Produce a verbatim copy of the entries listed below.

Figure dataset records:
^^^^
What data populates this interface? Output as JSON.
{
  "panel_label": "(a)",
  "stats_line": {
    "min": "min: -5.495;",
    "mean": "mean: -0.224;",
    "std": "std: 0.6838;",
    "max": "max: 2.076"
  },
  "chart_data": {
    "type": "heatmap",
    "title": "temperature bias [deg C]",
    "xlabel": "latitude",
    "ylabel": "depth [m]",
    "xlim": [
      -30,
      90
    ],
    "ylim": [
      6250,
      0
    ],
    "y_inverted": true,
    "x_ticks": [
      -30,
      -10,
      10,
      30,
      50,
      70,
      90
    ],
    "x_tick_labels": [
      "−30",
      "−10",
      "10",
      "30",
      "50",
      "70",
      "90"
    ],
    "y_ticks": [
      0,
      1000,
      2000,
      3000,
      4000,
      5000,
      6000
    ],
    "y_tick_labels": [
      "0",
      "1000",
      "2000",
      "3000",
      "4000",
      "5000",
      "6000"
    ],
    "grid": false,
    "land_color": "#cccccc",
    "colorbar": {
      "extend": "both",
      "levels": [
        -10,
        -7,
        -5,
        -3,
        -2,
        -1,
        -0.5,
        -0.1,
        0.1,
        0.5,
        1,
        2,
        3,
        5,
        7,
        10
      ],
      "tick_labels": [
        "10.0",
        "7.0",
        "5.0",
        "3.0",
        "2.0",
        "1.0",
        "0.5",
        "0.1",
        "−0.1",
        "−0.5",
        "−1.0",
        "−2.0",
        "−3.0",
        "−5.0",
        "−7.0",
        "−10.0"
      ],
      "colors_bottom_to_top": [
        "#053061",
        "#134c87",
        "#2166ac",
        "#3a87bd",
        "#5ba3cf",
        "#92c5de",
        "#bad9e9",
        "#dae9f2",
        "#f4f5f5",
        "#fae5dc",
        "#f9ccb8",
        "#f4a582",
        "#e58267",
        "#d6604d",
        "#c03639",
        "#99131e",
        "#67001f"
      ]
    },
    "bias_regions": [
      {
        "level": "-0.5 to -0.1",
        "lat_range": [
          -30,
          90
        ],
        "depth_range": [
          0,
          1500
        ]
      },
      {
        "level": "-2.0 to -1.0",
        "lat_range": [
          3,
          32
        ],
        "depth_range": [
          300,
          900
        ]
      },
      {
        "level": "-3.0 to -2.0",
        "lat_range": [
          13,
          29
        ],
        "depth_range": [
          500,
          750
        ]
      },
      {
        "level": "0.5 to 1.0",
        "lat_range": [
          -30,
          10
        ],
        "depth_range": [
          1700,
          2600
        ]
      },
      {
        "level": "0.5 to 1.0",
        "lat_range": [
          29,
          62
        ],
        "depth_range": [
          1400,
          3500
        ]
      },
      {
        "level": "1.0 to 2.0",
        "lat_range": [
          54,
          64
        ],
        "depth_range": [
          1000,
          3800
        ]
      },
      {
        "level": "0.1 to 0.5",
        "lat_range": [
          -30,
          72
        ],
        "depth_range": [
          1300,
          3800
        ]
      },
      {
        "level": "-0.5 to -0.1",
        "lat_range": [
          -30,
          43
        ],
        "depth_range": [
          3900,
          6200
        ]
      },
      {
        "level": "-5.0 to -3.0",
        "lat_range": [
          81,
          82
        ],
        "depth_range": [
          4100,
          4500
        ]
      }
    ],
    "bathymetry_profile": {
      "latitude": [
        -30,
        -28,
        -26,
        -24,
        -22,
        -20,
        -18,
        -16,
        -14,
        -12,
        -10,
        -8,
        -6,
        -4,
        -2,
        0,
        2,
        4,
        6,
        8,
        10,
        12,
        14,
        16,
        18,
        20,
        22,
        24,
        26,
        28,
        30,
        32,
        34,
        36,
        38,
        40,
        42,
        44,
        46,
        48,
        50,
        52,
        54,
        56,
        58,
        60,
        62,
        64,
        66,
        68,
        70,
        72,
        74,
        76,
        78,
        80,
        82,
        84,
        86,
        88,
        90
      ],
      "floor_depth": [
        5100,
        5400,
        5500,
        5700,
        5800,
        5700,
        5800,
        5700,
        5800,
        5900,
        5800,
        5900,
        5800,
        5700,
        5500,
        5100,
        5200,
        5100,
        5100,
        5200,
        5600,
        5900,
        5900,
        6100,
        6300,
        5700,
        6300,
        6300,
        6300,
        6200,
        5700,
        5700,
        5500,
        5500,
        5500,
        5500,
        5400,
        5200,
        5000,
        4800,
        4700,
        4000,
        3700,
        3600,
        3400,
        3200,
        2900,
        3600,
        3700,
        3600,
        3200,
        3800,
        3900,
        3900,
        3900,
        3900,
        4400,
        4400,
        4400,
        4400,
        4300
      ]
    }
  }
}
^^^^
* _Result for this task_
What data populates this interface? Output as JSON.
{
  "panel_label": "(a)",
  "stats_line": {
    "min": "min: -5.495;",
    "mean": "mean: -0.224;",
    "std": "std: 0.6838;",
    "max": "max: 2.076"
  },
  "chart_data": {
    "type": "heatmap",
    "title": "temperature bias [deg C]",
    "xlabel": "latitude",
    "ylabel": "depth [m]",
    "xlim": [
      -30,
      90
    ],
    "ylim": [
      6250,
      0
    ],
    "y_inverted": true,
    "x_ticks": [
      -30,
      -10,
      10,
      30,
      50,
      70,
      90
    ],
    "x_tick_labels": [
      "−30",
      "−10",
      "10",
      "30",
      "50",
      "70",
      "90"
    ],
    "y_ticks": [
      0,
      1000,
      2000,
      3000,
      4000,
      5000,
      6000
    ],
    "y_tick_labels": [
      "0",
      "1000",
      "2000",
      "3000",
      "4000",
      "5000",
      "6000"
    ],
    "grid": false,
    "land_color": "#cccccc",
    "colorbar": {
      "extend": "both",
      "levels": [
        -10,
        -7,
        -5,
        -3,
        -2,
        -1,
        -0.5,
        -0.1,
        0.1,
        0.5,
        1,
        2,
        3,
        5,
        7,
        10
      ],
      "tick_labels": [
        "10.0",
        "7.0",
        "5.0",
        "3.0",
        "2.0",
        "1.0",
        "0.5",
        "0.1",
        "−0.1",
        "−0.5",
        "−1.0",
        "−2.0",
        "−3.0",
        "−5.0",
        "−7.0",
        "−10.0"
      ],
      "colors_bottom_to_top": [
        "#053061",
        "#134c87",
        "#2166ac",
        "#3a87bd",
        "#5ba3cf",
        "#92c5de",
        "#bad9e9",
        "#dae9f2",
        "#f4f5f5",
        "#fae5dc",
        "#f9ccb8",
        "#f4a582",
        "#e58267",
        "#d6604d",
        "#c03639",
        "#99131e",
        "#67001f"
      ]
    },
    "bias_regions": [
      {
        "level": "-0.5 to -0.1",
        "lat_range": [
          -30,
          90
        ],
        "depth_range": [
          0,
          1500
        ]
      },
      {
        "level": "-2.0 to -1.0",
        "lat_range": [
          3,
          32
        ],
        "depth_range": [
          300,
          900
        ]
      },
      {
        "level": "-3.0 to -2.0",
        "lat_range": [
          13,
          29
        ],
        "depth_range": [
          500,
          750
        ]
      },
      {
        "level": "0.5 to 1.0",
        "lat_range": [
          -30,
          10
        ],
        "depth_range": [
          1700,
          2600
        ]
      },
      {
        "level": "0.5 to 1.0",
        "lat_range": [
          29,
          62
        ],
        "depth_range": [
          1400,
          3500
        ]
      },
      {
        "level": "1.0 to 2.0",
        "lat_range": [
          54,
          64
        ],
        "depth_range": [
          1000,
          3800
        ]
      },
      {
        "level": "0.1 to 0.5",
        "lat_range": [
          -30,
          72
        ],
        "depth_range": [
          1300,
          3800
        ]
      },
      {
        "level": "-0.5 to -0.1",
        "lat_range": [
          -30,
          43
        ],
        "depth_range": [
          3900,
          6200
        ]
      },
      {
        "level": "-5.0 to -3.0",
        "lat_range": [
          81,
          82
        ],
        "depth_range": [
          4100,
          4500
        ]
      }
    ],
    "bathymetry_profile": {
      "latitude": [
        -30,
        -28,
        -26,
        -24,
        -22,
        -20,
        -18,
        -16,
        -14,
        -12,
        -10,
        -8,
        -6,
        -4,
        -2,
        0,
        2,
        4,
        6,
        8,
        10,
        12,
        14,
        16,
        18,
        20,
        22,
        24,
        26,
        28,
        30,
        32,
        34,
        36,
        38,
        40,
        42,
        44,
        46,
        48,
        50,
        52,
        54,
        56,
        58,
        60,
        62,
        64,
        66,
        68,
        70,
        72,
        74,
        76,
        78,
        80,
        82,
        84,
        86,
        88,
        90
      ],
      "floor_depth": [
        5100,
        5400,
        5500,
        5700,
        5800,
        5700,
        5800,
        5700,
        5800,
        5900,
        5800,
        5900,
        5800,
        5700,
        5500,
        5100,
        5200,
        5100,
        5100,
        5200,
        5600,
        5900,
        5900,
        6100,
        6300,
        5700,
        6300,
        6300,
        6300,
        6200,
        5700,
        5700,
        5500,
        5500,
        5500,
        5500,
        5400,
        5200,
        5000,
        4800,
        4700,
        4000,
        3700,
        3600,
        3400,
        3200,
        2900,
        3600,
        3700,
        3600,
        3200,
        3800,
        3900,
        3900,
        3900,
        3900,
        4400,
        4400,
        4400,
        4400,
        4300
      ]
    }
  }
}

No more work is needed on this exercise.